Written problem: Return only the count of lines in which the word "this" appears.

● ● ●

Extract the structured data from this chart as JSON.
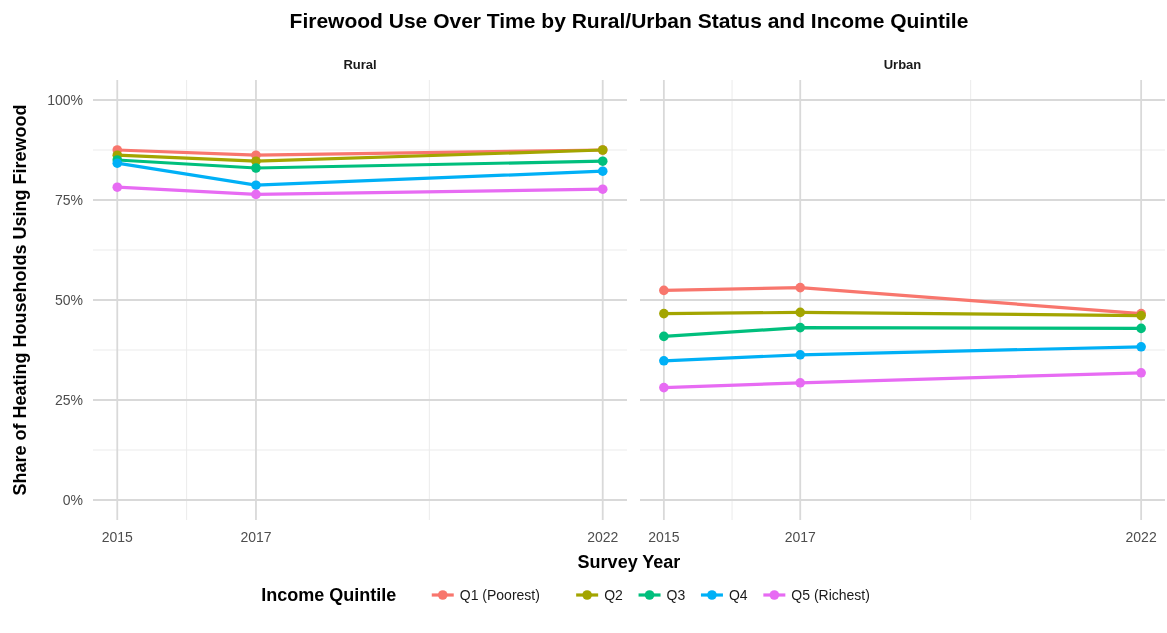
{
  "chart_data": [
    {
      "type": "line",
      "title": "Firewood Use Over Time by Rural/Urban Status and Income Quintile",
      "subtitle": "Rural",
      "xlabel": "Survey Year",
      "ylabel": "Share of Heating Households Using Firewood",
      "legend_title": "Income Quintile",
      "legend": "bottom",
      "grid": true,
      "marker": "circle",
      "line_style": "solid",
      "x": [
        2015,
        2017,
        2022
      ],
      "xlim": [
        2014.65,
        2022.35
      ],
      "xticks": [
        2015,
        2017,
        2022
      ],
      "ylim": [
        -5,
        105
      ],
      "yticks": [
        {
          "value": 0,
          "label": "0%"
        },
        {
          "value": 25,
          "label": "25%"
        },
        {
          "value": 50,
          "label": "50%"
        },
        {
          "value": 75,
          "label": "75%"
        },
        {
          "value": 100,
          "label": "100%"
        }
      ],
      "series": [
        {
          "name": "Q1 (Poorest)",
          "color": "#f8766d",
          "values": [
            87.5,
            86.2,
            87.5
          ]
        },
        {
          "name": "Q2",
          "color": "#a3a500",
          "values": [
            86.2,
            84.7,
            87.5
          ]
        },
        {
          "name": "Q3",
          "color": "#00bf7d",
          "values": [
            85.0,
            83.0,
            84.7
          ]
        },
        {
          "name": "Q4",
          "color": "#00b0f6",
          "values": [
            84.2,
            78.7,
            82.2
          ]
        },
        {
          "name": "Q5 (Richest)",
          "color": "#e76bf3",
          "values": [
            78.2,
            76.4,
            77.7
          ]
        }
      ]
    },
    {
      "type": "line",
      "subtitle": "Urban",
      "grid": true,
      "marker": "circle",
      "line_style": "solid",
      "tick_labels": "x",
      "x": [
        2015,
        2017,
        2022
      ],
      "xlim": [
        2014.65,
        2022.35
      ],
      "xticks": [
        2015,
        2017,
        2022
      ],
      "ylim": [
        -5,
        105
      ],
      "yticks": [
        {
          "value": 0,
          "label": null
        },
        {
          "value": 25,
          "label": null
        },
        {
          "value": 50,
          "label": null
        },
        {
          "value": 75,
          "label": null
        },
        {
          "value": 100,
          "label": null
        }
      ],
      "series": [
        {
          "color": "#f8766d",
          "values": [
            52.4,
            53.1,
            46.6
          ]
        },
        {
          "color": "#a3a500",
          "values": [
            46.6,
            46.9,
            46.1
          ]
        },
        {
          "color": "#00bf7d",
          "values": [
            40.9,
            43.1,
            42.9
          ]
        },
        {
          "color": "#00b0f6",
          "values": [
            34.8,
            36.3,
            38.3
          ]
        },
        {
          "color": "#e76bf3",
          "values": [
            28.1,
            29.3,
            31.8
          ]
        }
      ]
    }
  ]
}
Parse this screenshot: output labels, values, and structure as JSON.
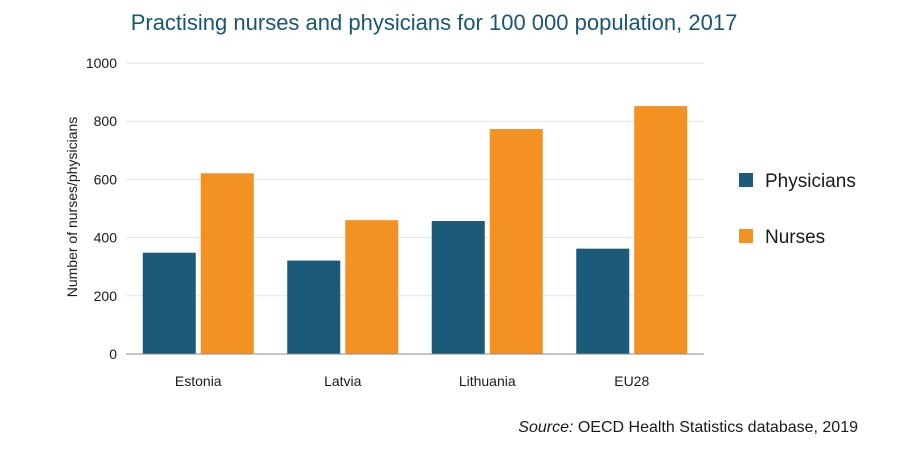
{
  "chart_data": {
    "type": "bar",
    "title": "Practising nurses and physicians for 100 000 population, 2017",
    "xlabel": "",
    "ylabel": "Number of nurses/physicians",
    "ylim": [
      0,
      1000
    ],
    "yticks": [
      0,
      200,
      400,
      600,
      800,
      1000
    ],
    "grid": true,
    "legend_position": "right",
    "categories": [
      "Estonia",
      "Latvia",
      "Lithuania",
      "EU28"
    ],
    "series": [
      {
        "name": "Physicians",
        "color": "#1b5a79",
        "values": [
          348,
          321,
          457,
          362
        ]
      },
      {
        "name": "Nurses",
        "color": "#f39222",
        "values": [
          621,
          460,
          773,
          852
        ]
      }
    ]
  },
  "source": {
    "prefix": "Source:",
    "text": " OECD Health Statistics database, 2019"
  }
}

● ● ●

Worked solution: 2